■ **Preguntas**:
A – En la noticia del vuelco del bus cerca de Matagalpa, ¿qué ruta cubría el bus?
B – Sigue con la noticia del vuelco del bus cerca de Matagalpa desde donde termina.

■ **Texto original**:
Dos personas fallecieron y otras 80 sufrieron lesiones al volcarse el bus en que viajaban la mañana de este lunes en el sector conocido como La Cartuja, 5 kilómetros al norte de la ciudad de Matagalpa, sobre la ruta tradicional a Jinotega.
Abraham Ochoa Suazo, de 48 años y originario de la comunidad La Fundadora, Jinotega; y la bebé de siete meses Makeily Navarro, presuntamente originaria de El Tuma-La Dalia, Matagalpa, fueron las víctimas mortales.
Las autoridades policiales desconocen con quién viajaba la niña. Mientras tanto, el conductor del bus, Gustavo Roberto Sánchez Blandón, de 32 años y residente en Matagalpa, así como los pasajeros Isamar Castillo Soza, de 17; Cristian Javier Cruz Chavarría, de 8 y una niña de aproximadamente 3 años, cuyas generales no fueron precisadas, tuvieron que ser llevados a un hospital de Managua por la gravedad de las heridas que sufrieron.
EXCESO DE CARGA Y PASAJEROS
Sánchez Blandón manejaba el bus con matrícula MT 284 que cubre la ruta Matagalpa-Las Nubes, una comunidad al norte de la ciudad de Matagalpa. En el vehículo iban más de 80 pasajeros y algunos de ellos trasladaban cargas de tomates y papas.
Al salir de una curva en la pendiente, Sánchez Blandón perdió el control del bus y las llantas al lado izquierdo de la unidad se introdujeron a un cauce, provocando el vuelco del vehículo.

■ **Material en lista**:

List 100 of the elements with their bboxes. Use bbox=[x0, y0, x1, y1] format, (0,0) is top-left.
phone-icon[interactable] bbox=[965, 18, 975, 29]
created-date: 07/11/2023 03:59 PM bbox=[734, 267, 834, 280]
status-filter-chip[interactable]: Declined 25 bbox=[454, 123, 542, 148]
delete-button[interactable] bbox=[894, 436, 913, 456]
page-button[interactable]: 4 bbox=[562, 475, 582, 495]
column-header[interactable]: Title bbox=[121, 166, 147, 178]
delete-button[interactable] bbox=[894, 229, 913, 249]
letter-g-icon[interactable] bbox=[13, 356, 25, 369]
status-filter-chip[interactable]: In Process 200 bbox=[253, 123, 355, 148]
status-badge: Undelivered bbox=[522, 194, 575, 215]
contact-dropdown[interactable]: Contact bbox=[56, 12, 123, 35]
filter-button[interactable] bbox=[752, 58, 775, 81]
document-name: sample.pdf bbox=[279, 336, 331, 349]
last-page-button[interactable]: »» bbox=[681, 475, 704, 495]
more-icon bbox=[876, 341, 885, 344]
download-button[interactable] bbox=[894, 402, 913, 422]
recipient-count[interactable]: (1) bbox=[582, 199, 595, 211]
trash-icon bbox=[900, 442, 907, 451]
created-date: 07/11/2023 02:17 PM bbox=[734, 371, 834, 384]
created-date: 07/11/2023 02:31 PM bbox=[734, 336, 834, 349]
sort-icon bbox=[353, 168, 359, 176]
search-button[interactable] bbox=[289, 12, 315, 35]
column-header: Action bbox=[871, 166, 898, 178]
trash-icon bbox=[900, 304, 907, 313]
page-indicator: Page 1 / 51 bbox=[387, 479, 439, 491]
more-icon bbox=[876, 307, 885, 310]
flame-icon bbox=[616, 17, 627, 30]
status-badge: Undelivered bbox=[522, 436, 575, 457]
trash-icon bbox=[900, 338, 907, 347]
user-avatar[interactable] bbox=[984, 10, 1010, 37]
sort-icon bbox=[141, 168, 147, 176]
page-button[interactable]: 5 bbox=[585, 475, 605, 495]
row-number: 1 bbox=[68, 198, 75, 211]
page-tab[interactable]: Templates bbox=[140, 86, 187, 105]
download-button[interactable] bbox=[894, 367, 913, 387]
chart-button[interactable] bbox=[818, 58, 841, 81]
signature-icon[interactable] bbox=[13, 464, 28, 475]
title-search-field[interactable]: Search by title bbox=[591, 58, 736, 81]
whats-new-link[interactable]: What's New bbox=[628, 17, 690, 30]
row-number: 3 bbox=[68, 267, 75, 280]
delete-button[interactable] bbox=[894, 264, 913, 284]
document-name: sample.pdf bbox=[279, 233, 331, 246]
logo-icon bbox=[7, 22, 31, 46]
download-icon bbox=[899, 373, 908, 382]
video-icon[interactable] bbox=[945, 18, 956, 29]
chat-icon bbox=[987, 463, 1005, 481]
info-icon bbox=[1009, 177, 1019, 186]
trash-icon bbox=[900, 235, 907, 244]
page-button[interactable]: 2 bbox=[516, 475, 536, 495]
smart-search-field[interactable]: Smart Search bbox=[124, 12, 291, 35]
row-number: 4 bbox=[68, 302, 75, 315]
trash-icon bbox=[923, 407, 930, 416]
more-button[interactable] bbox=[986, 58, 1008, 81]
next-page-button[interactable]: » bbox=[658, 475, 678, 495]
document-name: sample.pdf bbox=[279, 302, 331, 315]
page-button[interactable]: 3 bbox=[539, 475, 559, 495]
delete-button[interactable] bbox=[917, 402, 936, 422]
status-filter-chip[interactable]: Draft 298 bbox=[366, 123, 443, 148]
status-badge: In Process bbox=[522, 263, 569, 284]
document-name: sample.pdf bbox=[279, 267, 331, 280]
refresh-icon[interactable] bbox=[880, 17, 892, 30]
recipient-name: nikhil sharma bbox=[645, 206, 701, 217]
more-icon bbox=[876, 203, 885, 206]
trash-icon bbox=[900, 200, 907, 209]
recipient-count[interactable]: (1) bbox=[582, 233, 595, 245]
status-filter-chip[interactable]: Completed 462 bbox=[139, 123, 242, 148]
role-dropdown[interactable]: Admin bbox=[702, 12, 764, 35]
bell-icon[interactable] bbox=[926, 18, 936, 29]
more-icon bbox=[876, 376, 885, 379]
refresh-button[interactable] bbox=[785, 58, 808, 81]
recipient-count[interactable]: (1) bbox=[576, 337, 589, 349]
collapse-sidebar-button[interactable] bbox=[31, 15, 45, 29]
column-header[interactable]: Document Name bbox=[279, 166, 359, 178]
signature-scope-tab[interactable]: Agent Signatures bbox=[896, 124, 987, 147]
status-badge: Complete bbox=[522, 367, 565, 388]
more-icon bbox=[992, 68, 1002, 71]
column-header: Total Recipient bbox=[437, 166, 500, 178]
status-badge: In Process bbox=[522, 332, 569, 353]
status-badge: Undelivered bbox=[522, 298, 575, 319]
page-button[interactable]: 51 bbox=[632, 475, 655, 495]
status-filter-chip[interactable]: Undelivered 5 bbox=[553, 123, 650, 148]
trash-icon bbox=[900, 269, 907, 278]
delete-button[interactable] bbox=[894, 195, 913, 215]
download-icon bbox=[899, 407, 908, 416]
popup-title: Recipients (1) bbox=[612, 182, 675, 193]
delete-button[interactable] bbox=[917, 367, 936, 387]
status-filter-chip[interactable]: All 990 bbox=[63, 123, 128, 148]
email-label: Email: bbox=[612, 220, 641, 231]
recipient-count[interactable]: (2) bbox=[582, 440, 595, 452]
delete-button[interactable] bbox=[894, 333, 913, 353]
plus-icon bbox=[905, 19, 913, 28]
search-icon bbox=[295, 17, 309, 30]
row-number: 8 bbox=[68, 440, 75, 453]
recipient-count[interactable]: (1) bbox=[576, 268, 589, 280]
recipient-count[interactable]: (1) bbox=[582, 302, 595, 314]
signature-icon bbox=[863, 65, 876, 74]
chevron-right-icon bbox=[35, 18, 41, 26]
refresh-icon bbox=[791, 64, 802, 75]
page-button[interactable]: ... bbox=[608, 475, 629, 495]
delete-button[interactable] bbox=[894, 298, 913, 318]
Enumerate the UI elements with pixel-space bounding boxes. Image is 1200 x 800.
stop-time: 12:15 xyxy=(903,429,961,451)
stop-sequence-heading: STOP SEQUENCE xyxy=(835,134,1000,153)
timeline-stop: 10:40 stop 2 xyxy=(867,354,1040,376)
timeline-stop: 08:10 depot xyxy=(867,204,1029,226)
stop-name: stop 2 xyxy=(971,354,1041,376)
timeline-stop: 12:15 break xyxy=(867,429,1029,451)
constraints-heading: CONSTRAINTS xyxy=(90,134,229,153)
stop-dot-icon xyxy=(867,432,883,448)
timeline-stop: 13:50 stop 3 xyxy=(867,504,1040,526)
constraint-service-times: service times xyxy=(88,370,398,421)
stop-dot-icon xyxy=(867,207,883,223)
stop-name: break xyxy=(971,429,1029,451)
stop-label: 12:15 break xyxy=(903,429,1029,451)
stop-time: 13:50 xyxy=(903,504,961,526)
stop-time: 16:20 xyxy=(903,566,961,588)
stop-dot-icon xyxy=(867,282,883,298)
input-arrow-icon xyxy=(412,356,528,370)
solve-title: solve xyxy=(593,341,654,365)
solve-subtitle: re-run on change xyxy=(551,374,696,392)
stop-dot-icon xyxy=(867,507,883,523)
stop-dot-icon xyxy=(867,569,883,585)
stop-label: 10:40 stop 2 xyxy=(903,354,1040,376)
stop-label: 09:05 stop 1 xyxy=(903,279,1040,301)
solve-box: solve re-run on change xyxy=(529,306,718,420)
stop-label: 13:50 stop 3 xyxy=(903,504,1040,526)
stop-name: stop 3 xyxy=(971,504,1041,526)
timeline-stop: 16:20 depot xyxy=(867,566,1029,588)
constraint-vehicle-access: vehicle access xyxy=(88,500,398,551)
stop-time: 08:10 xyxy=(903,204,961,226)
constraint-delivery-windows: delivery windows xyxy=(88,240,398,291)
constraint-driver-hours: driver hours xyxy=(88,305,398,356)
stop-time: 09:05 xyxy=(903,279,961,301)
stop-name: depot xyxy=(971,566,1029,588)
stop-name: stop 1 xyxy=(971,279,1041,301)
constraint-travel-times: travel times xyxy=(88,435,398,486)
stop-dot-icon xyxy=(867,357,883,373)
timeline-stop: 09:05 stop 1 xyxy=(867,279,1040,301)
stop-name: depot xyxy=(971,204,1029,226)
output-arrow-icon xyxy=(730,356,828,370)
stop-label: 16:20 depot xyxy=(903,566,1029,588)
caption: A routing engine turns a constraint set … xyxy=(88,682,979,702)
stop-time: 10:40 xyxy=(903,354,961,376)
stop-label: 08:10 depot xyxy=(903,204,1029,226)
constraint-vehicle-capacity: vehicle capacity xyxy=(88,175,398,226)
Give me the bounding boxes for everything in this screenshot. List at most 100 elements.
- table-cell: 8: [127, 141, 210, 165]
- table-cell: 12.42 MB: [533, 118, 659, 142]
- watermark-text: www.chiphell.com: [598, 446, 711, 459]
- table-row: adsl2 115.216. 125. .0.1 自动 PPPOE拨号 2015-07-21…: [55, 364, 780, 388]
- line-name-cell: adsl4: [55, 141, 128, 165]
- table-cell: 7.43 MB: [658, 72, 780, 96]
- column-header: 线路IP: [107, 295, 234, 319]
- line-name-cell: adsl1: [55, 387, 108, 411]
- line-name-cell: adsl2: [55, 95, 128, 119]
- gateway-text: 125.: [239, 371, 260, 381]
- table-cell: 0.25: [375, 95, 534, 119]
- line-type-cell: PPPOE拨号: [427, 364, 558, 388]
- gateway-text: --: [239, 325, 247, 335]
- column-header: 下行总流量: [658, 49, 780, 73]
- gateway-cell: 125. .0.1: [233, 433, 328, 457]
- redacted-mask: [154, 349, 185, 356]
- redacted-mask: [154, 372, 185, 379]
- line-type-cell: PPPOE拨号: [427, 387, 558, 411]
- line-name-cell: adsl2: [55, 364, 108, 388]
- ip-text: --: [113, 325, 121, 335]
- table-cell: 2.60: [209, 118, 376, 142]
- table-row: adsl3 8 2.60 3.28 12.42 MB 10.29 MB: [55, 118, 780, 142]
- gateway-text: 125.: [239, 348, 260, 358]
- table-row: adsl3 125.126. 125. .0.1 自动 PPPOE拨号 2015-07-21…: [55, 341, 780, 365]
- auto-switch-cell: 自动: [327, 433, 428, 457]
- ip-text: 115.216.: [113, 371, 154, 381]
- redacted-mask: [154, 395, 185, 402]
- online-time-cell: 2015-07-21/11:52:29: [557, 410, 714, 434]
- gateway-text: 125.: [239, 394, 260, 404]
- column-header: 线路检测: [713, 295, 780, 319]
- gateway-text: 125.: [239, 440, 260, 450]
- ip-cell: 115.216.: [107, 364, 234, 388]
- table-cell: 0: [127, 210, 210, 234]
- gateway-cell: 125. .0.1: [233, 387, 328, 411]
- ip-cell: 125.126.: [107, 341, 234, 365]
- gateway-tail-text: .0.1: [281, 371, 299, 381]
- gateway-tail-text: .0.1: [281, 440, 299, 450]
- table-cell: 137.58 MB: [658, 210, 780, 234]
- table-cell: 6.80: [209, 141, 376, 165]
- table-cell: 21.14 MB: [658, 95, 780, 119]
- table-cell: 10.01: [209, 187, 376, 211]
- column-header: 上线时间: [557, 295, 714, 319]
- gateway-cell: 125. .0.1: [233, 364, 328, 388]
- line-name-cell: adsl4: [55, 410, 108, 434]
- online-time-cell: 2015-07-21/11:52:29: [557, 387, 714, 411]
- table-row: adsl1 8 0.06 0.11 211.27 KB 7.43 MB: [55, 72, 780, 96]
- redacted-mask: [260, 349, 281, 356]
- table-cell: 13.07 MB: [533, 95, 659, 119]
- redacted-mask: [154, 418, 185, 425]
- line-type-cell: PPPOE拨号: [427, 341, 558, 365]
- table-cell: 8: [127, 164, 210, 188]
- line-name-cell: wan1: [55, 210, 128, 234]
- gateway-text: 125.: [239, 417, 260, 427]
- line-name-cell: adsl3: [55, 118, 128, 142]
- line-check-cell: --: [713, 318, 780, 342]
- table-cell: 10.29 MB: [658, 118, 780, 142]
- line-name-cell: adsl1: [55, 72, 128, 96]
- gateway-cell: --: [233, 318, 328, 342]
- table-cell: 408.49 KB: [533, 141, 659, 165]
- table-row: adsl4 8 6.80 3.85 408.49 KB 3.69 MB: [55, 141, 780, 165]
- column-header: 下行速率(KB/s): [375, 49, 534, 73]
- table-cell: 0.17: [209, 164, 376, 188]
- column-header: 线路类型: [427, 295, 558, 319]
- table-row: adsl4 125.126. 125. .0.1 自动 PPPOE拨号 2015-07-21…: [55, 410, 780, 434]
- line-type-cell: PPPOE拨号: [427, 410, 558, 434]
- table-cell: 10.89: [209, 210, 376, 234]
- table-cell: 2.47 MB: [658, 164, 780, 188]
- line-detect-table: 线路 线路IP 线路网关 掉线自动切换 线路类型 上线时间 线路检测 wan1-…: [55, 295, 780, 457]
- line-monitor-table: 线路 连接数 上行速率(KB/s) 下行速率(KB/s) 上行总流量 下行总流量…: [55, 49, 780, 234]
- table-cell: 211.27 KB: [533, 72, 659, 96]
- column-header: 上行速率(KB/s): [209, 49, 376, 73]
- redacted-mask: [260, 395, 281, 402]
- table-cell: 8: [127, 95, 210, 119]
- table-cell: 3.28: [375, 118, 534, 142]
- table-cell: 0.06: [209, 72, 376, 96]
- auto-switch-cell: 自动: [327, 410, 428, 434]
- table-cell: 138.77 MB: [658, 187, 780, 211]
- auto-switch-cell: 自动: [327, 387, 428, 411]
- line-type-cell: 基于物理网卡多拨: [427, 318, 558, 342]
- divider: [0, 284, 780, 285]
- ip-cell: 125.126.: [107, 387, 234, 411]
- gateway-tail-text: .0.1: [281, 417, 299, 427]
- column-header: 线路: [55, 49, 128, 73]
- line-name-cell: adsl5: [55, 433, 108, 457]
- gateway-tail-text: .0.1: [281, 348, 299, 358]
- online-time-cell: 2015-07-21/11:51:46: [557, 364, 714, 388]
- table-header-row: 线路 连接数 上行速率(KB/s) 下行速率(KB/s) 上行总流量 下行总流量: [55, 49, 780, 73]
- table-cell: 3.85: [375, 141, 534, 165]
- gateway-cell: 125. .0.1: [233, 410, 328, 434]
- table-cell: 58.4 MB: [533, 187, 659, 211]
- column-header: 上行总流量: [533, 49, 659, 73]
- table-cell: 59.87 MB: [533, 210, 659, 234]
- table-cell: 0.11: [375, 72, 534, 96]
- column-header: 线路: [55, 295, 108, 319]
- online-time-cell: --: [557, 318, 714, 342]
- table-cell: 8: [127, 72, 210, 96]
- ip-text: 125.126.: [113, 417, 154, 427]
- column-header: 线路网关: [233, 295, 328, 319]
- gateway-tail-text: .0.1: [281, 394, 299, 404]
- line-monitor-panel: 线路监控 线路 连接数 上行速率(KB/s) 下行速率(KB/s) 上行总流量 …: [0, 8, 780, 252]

■ **Respuestas numeradas**:
A – La ruta Matagalpa-Las Nubes.

B –
Agentes de la especialidad de Tránsito de la Policía aún estaban investigando las causas del accidente, sin embargo, entre algunos pasajeros que resultaron con lesiones leves, había opiniones encontradas.
“Parece que se le fueron los frenos al bus y cuando percaté sólo sentí el golpe (…), sentí que íbamos a morirnos”, comentó William Rivera Aguilar, uno de los sobrevivientes.
Igual opinó el soldado del Ejército, Luis Enrique Suazo, quien viajaba en la unidad, al señalar que el accidente se debió a fallas en el sistema de frenos.
“Cuando sentí que nos dábamos vuelta, sólo me encomendé a Dios para que no nos pasara nada, el chofer gritaba que nos agacháramos y sólo sentimos los golpes”, relató Suazo.
¿UNA PIEDRA?
Por su parte, Antonio Centeno dice haber sentido cuando el bus pasó sobre una piedra en la carretera, por lo que presume que el obstáculo hizo que el chofer perdiera el control del vehículo, volcándose a la orilla.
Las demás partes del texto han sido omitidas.